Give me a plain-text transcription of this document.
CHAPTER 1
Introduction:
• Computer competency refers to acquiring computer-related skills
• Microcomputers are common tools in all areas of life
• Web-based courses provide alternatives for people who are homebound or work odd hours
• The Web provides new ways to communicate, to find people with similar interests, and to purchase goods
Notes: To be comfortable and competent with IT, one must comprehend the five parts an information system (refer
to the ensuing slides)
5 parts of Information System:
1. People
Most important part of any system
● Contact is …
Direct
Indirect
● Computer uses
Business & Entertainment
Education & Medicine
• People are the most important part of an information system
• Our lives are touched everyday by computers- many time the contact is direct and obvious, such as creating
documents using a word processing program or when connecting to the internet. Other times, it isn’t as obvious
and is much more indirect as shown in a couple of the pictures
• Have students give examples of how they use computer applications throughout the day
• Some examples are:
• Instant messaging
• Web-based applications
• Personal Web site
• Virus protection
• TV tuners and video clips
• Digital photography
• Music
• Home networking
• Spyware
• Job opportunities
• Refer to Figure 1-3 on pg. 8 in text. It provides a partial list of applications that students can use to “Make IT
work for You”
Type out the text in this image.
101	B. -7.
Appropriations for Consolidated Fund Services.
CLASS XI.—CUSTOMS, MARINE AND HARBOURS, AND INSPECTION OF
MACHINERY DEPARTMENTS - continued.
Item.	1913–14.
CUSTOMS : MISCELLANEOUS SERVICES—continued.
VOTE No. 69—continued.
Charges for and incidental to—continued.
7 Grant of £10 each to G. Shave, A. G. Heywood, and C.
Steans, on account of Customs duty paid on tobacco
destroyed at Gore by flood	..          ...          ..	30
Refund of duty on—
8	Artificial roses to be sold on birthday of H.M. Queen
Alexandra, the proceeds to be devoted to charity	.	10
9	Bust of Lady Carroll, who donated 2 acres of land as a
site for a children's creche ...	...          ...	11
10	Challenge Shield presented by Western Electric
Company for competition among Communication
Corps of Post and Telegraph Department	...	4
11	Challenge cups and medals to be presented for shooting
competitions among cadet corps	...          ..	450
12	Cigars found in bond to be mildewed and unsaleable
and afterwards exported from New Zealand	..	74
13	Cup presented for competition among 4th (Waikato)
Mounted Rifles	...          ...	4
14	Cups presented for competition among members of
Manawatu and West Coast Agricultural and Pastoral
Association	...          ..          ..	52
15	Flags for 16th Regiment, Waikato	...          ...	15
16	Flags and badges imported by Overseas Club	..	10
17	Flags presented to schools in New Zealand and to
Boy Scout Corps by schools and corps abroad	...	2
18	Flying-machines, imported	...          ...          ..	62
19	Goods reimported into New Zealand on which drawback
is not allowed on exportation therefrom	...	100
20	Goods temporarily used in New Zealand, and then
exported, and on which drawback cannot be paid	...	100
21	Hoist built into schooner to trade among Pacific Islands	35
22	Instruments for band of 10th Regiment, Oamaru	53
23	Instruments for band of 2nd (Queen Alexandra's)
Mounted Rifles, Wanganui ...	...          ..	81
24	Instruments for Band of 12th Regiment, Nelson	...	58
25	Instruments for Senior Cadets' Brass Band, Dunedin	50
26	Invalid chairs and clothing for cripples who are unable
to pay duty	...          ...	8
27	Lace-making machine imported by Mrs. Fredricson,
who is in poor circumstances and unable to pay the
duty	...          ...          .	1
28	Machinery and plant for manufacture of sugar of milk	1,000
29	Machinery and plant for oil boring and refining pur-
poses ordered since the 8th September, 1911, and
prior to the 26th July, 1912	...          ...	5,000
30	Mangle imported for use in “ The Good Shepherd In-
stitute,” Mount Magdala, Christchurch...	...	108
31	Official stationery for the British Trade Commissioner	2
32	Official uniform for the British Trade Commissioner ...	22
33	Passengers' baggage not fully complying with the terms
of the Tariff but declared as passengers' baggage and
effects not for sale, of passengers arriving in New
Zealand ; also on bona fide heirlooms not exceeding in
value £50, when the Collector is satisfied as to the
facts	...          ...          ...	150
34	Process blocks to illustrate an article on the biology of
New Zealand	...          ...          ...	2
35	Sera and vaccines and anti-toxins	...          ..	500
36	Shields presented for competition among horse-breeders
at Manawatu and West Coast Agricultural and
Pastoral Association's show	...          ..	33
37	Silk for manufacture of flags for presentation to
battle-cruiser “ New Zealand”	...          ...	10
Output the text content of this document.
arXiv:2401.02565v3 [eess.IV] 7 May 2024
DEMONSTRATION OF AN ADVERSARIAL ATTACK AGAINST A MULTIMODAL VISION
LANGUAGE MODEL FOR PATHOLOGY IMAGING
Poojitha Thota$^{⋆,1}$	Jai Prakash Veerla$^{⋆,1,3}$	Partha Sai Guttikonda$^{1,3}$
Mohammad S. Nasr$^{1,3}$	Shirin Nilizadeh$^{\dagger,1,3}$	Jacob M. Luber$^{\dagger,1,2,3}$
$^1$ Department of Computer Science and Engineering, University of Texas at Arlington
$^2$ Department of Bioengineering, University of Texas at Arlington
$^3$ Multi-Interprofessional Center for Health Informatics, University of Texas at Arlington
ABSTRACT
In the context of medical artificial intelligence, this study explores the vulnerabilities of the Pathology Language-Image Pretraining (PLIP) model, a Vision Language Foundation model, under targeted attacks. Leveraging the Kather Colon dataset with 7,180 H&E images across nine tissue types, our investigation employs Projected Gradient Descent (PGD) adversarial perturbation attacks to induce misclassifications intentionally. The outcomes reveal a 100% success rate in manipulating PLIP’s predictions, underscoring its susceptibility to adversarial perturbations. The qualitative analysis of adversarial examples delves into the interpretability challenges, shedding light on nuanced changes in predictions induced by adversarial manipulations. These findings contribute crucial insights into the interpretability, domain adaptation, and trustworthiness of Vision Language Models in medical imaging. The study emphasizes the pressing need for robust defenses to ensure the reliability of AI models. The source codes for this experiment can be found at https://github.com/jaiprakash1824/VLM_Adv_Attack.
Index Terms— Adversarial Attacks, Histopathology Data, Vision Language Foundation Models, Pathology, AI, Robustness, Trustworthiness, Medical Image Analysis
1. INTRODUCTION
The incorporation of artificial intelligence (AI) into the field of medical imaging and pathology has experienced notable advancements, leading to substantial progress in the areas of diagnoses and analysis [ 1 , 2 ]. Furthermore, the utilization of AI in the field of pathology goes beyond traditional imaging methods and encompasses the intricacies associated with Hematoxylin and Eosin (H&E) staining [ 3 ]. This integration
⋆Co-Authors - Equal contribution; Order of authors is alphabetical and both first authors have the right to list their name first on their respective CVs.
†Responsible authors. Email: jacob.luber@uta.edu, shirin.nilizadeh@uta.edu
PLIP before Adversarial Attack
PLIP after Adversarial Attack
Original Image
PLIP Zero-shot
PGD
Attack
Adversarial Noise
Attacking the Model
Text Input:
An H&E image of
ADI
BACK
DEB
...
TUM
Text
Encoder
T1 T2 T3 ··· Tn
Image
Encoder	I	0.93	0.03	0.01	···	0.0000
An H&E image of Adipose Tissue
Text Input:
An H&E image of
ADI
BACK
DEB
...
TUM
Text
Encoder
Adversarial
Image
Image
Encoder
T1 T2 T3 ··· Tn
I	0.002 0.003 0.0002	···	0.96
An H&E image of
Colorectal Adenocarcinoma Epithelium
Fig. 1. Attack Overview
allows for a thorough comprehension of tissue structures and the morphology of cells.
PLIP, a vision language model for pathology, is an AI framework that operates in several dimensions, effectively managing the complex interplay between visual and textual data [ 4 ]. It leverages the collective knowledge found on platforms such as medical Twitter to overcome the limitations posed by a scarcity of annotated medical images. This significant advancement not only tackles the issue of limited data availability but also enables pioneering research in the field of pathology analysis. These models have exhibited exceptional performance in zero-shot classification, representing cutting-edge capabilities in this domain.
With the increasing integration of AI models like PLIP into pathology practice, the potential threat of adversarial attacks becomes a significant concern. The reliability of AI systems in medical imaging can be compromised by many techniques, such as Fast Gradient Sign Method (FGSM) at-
.....
**What needs to be done**
Match on "University" and copy out every line of the entries that contains it.

**Finished exercise**
$^1$ Department of Computer Science and Engineering, University of Texas at Arlington
$^2$ Department of Bioengineering, University of Texas at Arlington
$^3$ Multi-Interprofessional Center for Health Informatics, University of Texas at Arlington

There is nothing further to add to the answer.